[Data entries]
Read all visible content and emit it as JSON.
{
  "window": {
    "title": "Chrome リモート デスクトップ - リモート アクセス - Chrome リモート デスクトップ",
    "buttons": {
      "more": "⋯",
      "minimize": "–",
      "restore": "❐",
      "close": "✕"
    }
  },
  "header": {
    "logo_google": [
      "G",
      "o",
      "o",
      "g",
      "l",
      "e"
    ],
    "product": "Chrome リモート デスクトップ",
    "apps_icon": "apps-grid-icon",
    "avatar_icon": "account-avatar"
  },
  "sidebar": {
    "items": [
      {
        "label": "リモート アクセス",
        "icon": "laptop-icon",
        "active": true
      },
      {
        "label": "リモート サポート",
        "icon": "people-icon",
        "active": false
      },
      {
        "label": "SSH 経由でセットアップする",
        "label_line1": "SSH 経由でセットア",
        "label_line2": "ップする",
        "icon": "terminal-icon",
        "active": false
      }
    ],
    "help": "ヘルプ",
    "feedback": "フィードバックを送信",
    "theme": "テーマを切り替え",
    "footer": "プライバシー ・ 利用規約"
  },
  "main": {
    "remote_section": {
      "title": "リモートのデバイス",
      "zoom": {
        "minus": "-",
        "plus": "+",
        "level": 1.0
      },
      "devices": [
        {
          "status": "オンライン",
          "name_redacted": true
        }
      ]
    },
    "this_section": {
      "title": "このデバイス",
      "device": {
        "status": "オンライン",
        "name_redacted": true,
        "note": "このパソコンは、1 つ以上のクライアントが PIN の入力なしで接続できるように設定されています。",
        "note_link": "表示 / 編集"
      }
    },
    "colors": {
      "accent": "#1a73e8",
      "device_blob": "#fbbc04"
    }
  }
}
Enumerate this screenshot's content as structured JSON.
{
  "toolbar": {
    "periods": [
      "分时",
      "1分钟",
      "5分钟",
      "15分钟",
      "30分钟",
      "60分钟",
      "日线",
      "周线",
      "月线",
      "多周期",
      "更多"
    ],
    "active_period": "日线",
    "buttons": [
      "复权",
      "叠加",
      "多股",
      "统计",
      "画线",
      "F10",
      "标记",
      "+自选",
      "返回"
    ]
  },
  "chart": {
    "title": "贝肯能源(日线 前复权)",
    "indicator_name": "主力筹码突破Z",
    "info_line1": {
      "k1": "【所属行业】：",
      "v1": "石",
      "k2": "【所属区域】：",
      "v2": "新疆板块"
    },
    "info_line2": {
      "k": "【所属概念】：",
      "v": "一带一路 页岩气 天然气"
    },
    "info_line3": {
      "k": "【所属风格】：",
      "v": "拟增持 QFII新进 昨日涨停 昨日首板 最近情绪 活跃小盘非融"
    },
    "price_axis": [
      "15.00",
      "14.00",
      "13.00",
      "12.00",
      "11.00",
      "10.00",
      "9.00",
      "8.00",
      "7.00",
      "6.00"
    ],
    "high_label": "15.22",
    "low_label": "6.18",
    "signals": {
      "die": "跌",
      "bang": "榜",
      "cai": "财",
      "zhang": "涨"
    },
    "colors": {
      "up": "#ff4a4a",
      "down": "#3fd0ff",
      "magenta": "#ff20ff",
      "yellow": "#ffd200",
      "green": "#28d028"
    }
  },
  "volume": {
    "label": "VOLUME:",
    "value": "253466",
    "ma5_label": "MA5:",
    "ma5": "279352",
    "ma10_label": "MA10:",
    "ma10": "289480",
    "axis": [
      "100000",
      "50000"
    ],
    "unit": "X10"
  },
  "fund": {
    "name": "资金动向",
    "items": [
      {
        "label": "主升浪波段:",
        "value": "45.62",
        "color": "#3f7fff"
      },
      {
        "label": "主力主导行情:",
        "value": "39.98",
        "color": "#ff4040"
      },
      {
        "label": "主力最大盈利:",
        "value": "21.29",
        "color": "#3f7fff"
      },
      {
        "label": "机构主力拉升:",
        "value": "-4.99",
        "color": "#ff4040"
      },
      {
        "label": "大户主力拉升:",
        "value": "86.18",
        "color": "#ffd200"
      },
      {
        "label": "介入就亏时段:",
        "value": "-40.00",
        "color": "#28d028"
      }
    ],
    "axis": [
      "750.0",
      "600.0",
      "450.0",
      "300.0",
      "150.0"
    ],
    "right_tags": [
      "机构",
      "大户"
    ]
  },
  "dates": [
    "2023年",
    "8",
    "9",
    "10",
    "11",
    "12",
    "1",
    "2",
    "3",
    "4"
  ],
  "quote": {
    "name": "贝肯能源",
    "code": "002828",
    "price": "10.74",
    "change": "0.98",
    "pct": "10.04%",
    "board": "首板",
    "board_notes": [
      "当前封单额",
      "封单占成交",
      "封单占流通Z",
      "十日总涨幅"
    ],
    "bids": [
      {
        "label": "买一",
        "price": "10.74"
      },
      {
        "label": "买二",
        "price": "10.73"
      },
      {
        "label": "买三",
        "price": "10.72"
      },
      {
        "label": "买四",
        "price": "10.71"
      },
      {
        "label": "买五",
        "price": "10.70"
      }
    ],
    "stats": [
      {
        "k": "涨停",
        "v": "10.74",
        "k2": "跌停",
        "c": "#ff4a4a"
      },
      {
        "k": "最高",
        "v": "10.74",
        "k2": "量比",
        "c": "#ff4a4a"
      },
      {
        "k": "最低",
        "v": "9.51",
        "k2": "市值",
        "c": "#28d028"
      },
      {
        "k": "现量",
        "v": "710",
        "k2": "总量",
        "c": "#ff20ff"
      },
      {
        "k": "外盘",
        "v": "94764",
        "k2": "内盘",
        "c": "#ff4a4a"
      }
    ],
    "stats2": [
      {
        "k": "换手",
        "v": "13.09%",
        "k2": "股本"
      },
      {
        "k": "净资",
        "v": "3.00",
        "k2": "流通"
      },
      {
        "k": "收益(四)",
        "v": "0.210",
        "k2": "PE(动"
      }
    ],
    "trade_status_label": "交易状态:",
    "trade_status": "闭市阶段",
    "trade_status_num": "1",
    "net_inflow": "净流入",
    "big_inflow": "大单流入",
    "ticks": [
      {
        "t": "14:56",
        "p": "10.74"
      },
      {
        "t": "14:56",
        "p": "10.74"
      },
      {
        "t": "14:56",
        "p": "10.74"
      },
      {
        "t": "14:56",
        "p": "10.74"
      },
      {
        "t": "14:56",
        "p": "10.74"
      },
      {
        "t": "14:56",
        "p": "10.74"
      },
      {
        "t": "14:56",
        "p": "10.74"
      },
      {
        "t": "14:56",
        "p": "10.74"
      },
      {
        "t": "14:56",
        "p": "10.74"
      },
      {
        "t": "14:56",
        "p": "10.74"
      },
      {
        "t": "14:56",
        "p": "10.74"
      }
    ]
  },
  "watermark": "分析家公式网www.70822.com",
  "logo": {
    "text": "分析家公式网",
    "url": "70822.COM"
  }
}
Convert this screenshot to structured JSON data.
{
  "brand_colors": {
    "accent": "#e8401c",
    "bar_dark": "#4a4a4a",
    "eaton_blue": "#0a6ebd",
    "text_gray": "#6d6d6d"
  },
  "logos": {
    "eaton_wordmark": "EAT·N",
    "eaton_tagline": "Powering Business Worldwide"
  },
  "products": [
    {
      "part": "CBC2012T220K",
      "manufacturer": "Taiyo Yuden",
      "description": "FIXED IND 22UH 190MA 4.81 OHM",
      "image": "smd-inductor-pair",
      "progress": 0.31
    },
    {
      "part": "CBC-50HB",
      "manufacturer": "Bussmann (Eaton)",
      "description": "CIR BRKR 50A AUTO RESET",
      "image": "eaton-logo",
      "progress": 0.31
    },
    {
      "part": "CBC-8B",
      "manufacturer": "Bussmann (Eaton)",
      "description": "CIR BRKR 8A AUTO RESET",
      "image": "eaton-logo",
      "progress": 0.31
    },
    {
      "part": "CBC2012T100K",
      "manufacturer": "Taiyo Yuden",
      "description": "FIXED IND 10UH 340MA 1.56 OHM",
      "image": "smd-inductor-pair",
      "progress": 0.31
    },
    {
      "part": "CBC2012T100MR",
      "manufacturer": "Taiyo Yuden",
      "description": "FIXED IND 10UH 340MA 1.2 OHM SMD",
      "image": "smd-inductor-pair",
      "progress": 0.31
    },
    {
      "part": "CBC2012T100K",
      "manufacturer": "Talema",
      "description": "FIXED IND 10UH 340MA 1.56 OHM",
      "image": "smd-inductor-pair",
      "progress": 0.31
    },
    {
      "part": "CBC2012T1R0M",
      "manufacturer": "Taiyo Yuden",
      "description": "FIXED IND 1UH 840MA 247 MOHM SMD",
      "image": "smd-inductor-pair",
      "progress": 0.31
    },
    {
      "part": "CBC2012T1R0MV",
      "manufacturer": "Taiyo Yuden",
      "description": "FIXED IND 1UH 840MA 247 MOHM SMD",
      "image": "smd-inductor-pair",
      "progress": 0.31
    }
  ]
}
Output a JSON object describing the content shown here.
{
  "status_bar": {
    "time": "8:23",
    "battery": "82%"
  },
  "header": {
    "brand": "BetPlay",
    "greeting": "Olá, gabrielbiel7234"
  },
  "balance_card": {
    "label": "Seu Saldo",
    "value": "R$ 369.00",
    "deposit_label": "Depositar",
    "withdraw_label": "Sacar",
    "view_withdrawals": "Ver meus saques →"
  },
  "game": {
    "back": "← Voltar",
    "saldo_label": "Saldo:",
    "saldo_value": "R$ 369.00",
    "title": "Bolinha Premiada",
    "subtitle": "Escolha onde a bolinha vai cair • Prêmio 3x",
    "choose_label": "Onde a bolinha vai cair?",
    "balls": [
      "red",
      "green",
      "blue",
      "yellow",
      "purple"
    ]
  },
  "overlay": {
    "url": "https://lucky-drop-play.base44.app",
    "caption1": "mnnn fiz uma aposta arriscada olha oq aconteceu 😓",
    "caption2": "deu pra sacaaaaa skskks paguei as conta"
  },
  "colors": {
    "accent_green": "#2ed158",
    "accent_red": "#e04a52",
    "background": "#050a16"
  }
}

__Stated goal__: Retype only the lines running from the line with "Output a JSON" to the end of the listing, including both of those lines.

__Answer to this task__:
Output a JSON object describing the content shown here.
{
  "status_bar": {
    "time": "8:23",
    "battery": "82%"
  },
  "header": {
    "brand": "BetPlay",
    "greeting": "Olá, gabrielbiel7234"
  },
  "balance_card": {
    "label": "Seu Saldo",
    "value": "R$ 369.00",
    "deposit_label": "Depositar",
    "withdraw_label": "Sacar",
    "view_withdrawals": "Ver meus saques →"
  },
  "game": {
    "back": "← Voltar",
    "saldo_label": "Saldo:",
    "saldo_value": "R$ 369.00",
    "title": "Bolinha Premiada",
    "subtitle": "Escolha onde a bolinha vai cair • Prêmio 3x",
    "choose_label": "Onde a bolinha vai cair?",
    "balls": [
      "red",
      "green",
      "blue",
      "yellow",
      "purple"
    ]
  },
  "overlay": {
    "url": "https://lucky-drop-play.base44.app",
    "caption1": "mnnn fiz uma aposta arriscada olha oq aconteceu 😓",
    "caption2": "deu pra sacaaaaa skskks paguei as conta"
  },
  "colors": {
    "accent_green": "#2ed158",
    "accent_red": "#e04a52",
    "background": "#050a16"
  }
}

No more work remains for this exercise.